***** Source data

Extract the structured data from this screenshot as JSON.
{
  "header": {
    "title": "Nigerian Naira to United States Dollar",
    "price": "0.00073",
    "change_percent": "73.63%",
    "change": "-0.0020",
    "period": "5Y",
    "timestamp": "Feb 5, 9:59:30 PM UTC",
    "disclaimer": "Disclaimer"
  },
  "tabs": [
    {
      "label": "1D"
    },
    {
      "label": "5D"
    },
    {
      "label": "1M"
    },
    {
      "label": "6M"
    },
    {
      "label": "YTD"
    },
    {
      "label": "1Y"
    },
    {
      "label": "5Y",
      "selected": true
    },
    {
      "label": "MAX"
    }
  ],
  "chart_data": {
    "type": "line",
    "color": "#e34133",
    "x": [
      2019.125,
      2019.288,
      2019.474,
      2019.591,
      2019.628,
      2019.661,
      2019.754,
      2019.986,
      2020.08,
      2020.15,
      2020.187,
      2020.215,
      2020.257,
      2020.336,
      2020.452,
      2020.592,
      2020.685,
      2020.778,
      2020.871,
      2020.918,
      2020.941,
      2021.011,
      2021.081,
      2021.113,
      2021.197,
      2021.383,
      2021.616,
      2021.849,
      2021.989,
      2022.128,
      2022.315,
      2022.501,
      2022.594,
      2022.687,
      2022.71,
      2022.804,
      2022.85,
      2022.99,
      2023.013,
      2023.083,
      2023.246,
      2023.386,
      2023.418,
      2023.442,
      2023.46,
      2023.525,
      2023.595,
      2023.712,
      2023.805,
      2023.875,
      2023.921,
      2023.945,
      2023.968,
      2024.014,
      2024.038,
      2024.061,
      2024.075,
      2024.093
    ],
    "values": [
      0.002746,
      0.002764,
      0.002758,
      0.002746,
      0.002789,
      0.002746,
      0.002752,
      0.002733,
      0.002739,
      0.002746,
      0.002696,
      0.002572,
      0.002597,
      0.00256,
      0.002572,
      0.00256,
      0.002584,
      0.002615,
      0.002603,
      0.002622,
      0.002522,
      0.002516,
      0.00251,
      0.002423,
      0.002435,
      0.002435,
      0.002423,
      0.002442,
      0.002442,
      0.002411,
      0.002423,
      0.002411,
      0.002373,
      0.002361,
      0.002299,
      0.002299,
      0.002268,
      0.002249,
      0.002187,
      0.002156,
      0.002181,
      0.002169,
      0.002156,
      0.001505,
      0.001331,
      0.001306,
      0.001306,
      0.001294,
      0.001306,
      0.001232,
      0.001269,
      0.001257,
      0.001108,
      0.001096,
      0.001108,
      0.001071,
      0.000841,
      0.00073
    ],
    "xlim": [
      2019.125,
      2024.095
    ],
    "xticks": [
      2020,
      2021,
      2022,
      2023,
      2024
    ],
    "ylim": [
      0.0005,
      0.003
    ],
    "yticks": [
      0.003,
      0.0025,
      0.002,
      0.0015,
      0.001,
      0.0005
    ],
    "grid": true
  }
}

**********

▶ [Short problem]:
Look through the lines above and collect those with the word "label".

▶ [Result for this exercise]:
      "label": "1D"
      "label": "5D"
      "label": "1M"
      "label": "6M"
      "label": "YTD"
      "label": "1Y"
      "label": "5Y",
      "label": "MAX"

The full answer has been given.